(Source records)
## begin

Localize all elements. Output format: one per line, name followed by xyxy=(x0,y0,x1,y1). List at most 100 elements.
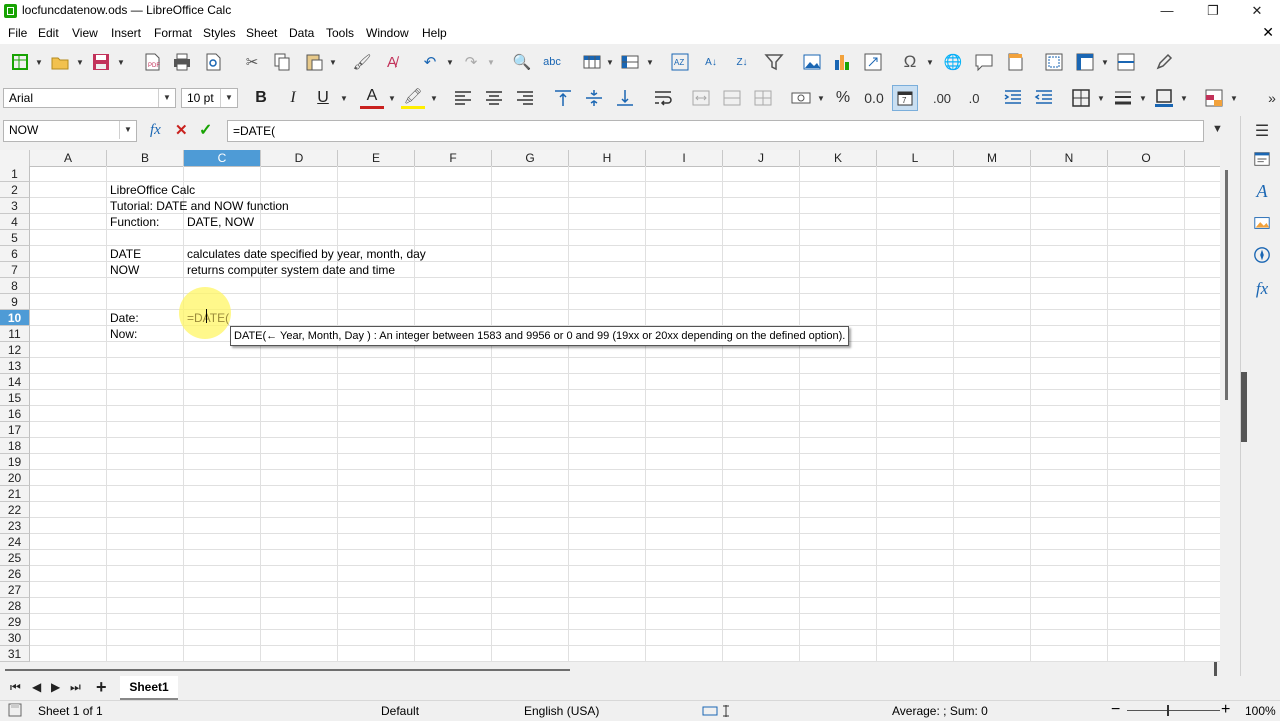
cell-b6[interactable]: DATE xyxy=(108,246,141,262)
column-header-n[interactable]: N xyxy=(1031,150,1108,166)
row-header-17[interactable]: 17 xyxy=(0,422,30,438)
currency-format-icon[interactable] xyxy=(789,86,813,110)
row-header-5[interactable]: 5 xyxy=(0,230,30,246)
align-center-icon[interactable] xyxy=(482,86,506,110)
chevron-down-icon[interactable]: ▼ xyxy=(1230,94,1238,103)
row-header-12[interactable]: 12 xyxy=(0,342,30,358)
new-document-icon[interactable] xyxy=(8,50,32,74)
sheet-tab[interactable]: Sheet1 xyxy=(120,676,178,700)
row-header-21[interactable]: 21 xyxy=(0,486,30,502)
row-header-7[interactable]: 7 xyxy=(0,262,30,278)
chevron-down-icon[interactable]: ▼ xyxy=(340,94,348,103)
column-header-b[interactable]: B xyxy=(107,150,184,166)
insert-chart-icon[interactable] xyxy=(830,50,854,74)
bold-button[interactable]: B xyxy=(249,86,273,110)
row-header-18[interactable]: 18 xyxy=(0,438,30,454)
align-bottom-icon[interactable] xyxy=(613,86,637,110)
menu-format[interactable]: Format xyxy=(154,26,192,40)
more-options-icon[interactable]: » xyxy=(1260,86,1280,110)
previous-sheet-icon[interactable]: ◀ xyxy=(32,680,41,694)
pivot-table-icon[interactable] xyxy=(861,50,885,74)
sort-icon[interactable]: AZ xyxy=(668,50,692,74)
column-header-h[interactable]: H xyxy=(569,150,646,166)
headers-footers-icon[interactable] xyxy=(1003,50,1027,74)
chevron-down-icon[interactable]: ▼ xyxy=(1139,94,1147,103)
show-draw-functions-icon[interactable] xyxy=(1152,50,1176,74)
zoom-level[interactable]: 100% xyxy=(1245,704,1276,718)
menu-styles[interactable]: Styles xyxy=(203,26,236,40)
cell-b3[interactable]: Tutorial: DATE and NOW function xyxy=(108,198,289,214)
cell-b7[interactable]: NOW xyxy=(108,262,139,278)
open-folder-icon[interactable] xyxy=(48,50,72,74)
row-header-23[interactable]: 23 xyxy=(0,518,30,534)
menu-edit[interactable]: Edit xyxy=(38,26,59,40)
column-header-a[interactable]: A xyxy=(30,150,107,166)
add-decimal-button[interactable]: .00 xyxy=(930,86,954,110)
row-header-25[interactable]: 25 xyxy=(0,550,30,566)
autofilter-icon[interactable] xyxy=(762,50,786,74)
row-header-30[interactable]: 30 xyxy=(0,630,30,646)
select-all-corner[interactable] xyxy=(0,150,30,166)
column-icon[interactable] xyxy=(618,50,642,74)
chevron-down-icon[interactable]: ▼ xyxy=(646,58,654,67)
gallery-icon[interactable] xyxy=(1251,212,1273,234)
border-style-icon[interactable] xyxy=(1111,86,1135,110)
name-box[interactable]: NOW ▼ xyxy=(3,120,137,142)
cell-c7[interactable]: returns computer system date and time xyxy=(185,262,395,278)
font-name-combo[interactable]: Arial ▼ xyxy=(3,88,176,108)
undo-icon[interactable]: ↶ xyxy=(418,50,442,74)
sidebar-menu-icon[interactable]: ☰ xyxy=(1251,120,1273,142)
row-header-10[interactable]: 10 xyxy=(0,310,30,326)
menu-view[interactable]: View xyxy=(72,26,98,40)
row-header-1[interactable]: 1 xyxy=(0,166,30,182)
decrease-indent-icon[interactable] xyxy=(1032,86,1056,110)
menu-tools[interactable]: Tools xyxy=(326,26,354,40)
row-header-9[interactable]: 9 xyxy=(0,294,30,310)
row-header-11[interactable]: 11 xyxy=(0,326,30,342)
merge-center-icon[interactable] xyxy=(689,86,713,110)
accept-icon[interactable]: ✓ xyxy=(199,120,212,140)
define-print-area-icon[interactable] xyxy=(1042,50,1066,74)
print-preview-icon[interactable] xyxy=(201,50,225,74)
navigator-icon[interactable] xyxy=(1251,244,1273,266)
center-vertically-icon[interactable] xyxy=(582,86,606,110)
expand-formula-bar-icon[interactable]: ▼ xyxy=(1212,123,1223,135)
column-header-k[interactable]: K xyxy=(800,150,877,166)
chevron-down-icon[interactable]: ▼ xyxy=(1180,94,1188,103)
cell-b10[interactable]: Date: xyxy=(108,310,139,326)
row-header-20[interactable]: 20 xyxy=(0,470,30,486)
remove-decimal-button[interactable]: .0 xyxy=(962,86,986,110)
menu-file[interactable]: File xyxy=(8,26,27,40)
row-header-28[interactable]: 28 xyxy=(0,598,30,614)
menu-data[interactable]: Data xyxy=(289,26,314,40)
border-color-icon[interactable] xyxy=(1152,86,1176,110)
close-window-button[interactable]: ✕ xyxy=(1234,0,1280,22)
row-header-26[interactable]: 26 xyxy=(0,566,30,582)
column-header-j[interactable]: J xyxy=(723,150,800,166)
menu-window[interactable]: Window xyxy=(366,26,409,40)
hyperlink-icon[interactable]: 🌐 xyxy=(941,50,965,74)
function-wizard-icon[interactable]: fx xyxy=(150,122,161,139)
align-left-icon[interactable] xyxy=(451,86,475,110)
vertical-scrollbar-thumb[interactable] xyxy=(1225,170,1228,400)
selection-mode-icon[interactable] xyxy=(702,705,732,720)
row-header-3[interactable]: 3 xyxy=(0,198,30,214)
chevron-down-icon[interactable]: ▼ xyxy=(117,58,125,67)
properties-icon[interactable] xyxy=(1251,148,1273,170)
underline-button[interactable]: U xyxy=(311,86,335,110)
cell-c6[interactable]: calculates date specified by year, month… xyxy=(185,246,426,262)
merge-cells-icon[interactable] xyxy=(720,86,744,110)
sidebar-collapse-handle[interactable] xyxy=(1241,372,1247,442)
sort-descending-icon[interactable]: Z↓ xyxy=(730,50,754,74)
row-header-16[interactable]: 16 xyxy=(0,406,30,422)
row-header-4[interactable]: 4 xyxy=(0,214,30,230)
cell-c10[interactable]: =DATE( xyxy=(185,310,229,326)
selection-summary[interactable]: Average: ; Sum: 0 xyxy=(892,704,988,718)
comment-icon[interactable] xyxy=(972,50,996,74)
wrap-text-icon[interactable] xyxy=(651,86,675,110)
copy-icon[interactable] xyxy=(270,50,294,74)
cell-b4[interactable]: Function: xyxy=(108,214,159,230)
horizontal-scrollbar-thumb[interactable] xyxy=(5,669,570,671)
chevron-down-icon[interactable]: ▼ xyxy=(446,58,454,67)
paste-icon[interactable] xyxy=(302,50,326,74)
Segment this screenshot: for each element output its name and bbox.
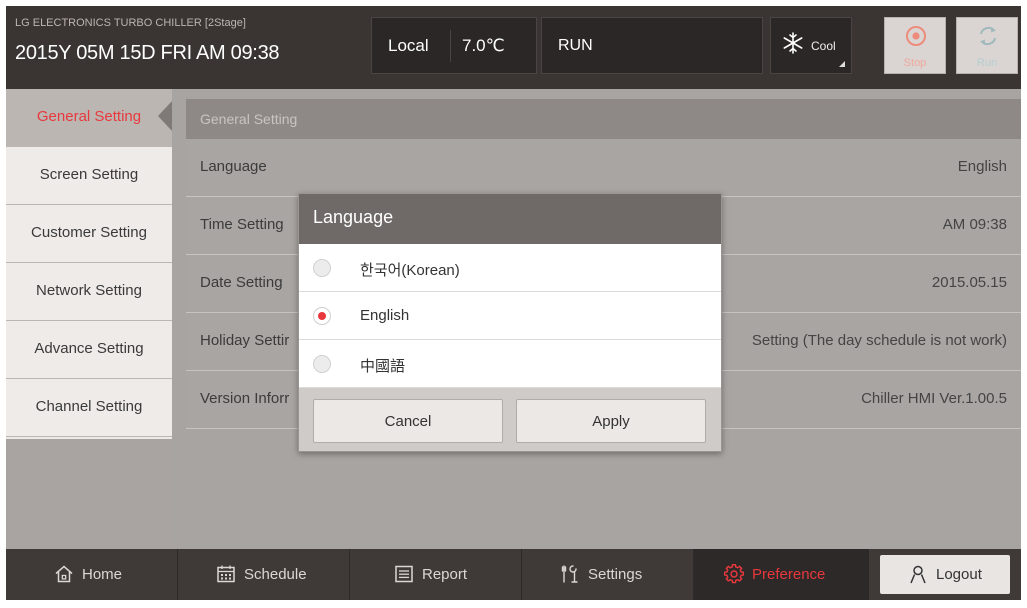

## end

:: Do this ::
Copy the rows unchanged, starting at the line that contains "cell-b6[interactable]: DATE xyxy=(108,246,141,262)" and ending after the line that contains "show-draw-functions-icon[interactable] xyxy=(1152,50,1176,74)".

:: Full response ::
cell-b6[interactable]: DATE xyxy=(108,246,141,262)
column-header-n[interactable]: N xyxy=(1031,150,1108,166)
row-header-17[interactable]: 17 xyxy=(0,422,30,438)
currency-format-icon[interactable] xyxy=(789,86,813,110)
row-header-5[interactable]: 5 xyxy=(0,230,30,246)
align-center-icon[interactable] xyxy=(482,86,506,110)
chevron-down-icon[interactable]: ▼ xyxy=(1230,94,1238,103)
row-header-12[interactable]: 12 xyxy=(0,342,30,358)
new-document-icon[interactable] xyxy=(8,50,32,74)
sheet-tab[interactable]: Sheet1 xyxy=(120,676,178,700)
row-header-21[interactable]: 21 xyxy=(0,486,30,502)
row-header-7[interactable]: 7 xyxy=(0,262,30,278)
chevron-down-icon[interactable]: ▼ xyxy=(340,94,348,103)
column-header-b[interactable]: B xyxy=(107,150,184,166)
insert-chart-icon[interactable] xyxy=(830,50,854,74)
bold-button[interactable]: B xyxy=(249,86,273,110)
row-header-18[interactable]: 18 xyxy=(0,438,30,454)
align-bottom-icon[interactable] xyxy=(613,86,637,110)
menu-format[interactable]: Format xyxy=(154,26,192,40)
more-options-icon[interactable]: » xyxy=(1260,86,1280,110)
previous-sheet-icon[interactable]: ◀ xyxy=(32,680,41,694)
pivot-table-icon[interactable] xyxy=(861,50,885,74)
sort-icon[interactable]: AZ xyxy=(668,50,692,74)
column-header-h[interactable]: H xyxy=(569,150,646,166)
headers-footers-icon[interactable] xyxy=(1003,50,1027,74)
chevron-down-icon[interactable]: ▼ xyxy=(1139,94,1147,103)
show-draw-functions-icon[interactable] xyxy=(1152,50,1176,74)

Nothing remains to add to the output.